■ WHAT IS REQUIRED ■
Gather up every line that includes the string "Главная".

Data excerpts
* begin *

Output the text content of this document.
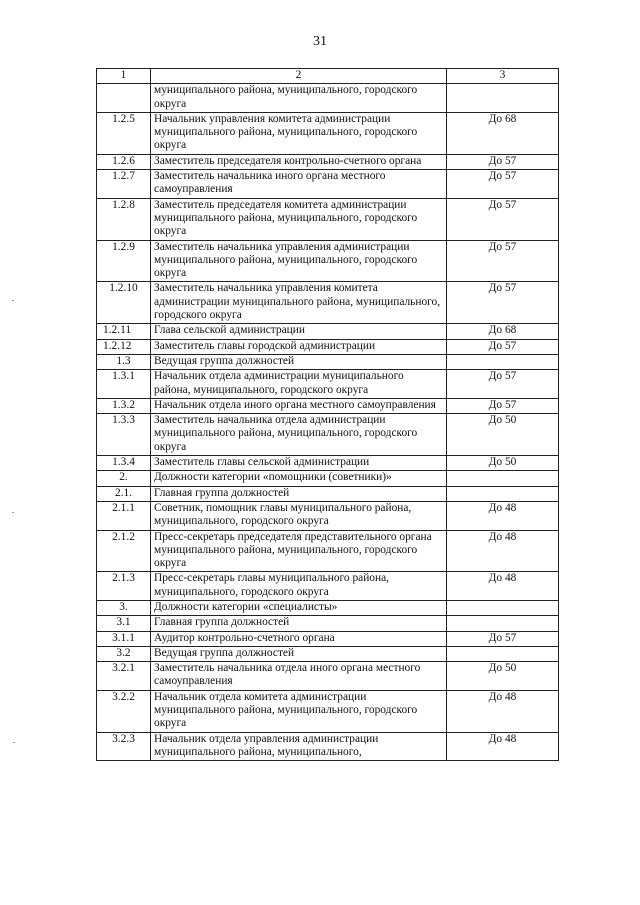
31
1	2	3
	муниципального района, муниципального, городского округа	
1.2.5	Начальник управления комитета администрации муниципального района, муниципального, городского округа	До 68
1.2.6	Заместитель председателя контрольно-счетного органа	До 57
1.2.7	Заместитель начальника иного органа местного самоуправления	До 57
1.2.8	Заместитель председателя комитета администрации муниципального района, муниципального, городского округа	До 57
1.2.9	Заместитель начальника управления администрации муниципального района, муниципального, городского округа	До 57
1.2.10	Заместитель начальника управления комитета администрации муниципального района, муниципального, городского округа	До 57
1.2.11	Глава сельской администрации	До 68
1.2.12	Заместитель главы городской администрации	До 57
1.3	Ведущая группа должностей	
1.3.1	Начальник отдела администрации муниципального района, муниципального, городского округа	До 57
1.3.2	Начальник отдела иного органа местного самоуправления	До 57
1.3.3	Заместитель начальника отдела администрации муниципального района, муниципального, городского округа	До 50
1.3.4	Заместитель главы сельской администрации	До 50
2.	Должности категории «помощники (советники)»	
2.1.	Главная группа должностей	
2.1.1	Советник, помощник главы муниципального района, муниципального, городского округа	До 48
2.1.2	Пресс-секретарь председателя представительного органа муниципального района, муниципального, городского округа	До 48
2.1.3	Пресс-секретарь главы муниципального района, муниципального, городского округа	До 48
3.	Должности категории «специалисты»	
3.1	Главная группа должностей	
3.1.1	Аудитор контрольно-счетного органа	До 57
3.2	Ведущая группа должностей	
3.2.1	Заместитель начальника отдела иного органа местного самоуправления	До 50
3.2.2	Начальник отдела комитета администрации муниципального района, муниципального, городского округа	До 48
3.2.3	Начальник отдела управления администрации муниципального района, муниципального,	До 48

* end *

■ WRITTEN RESPONSE ■
2.1.	Главная группа должностей	
3.1	Главная группа должностей	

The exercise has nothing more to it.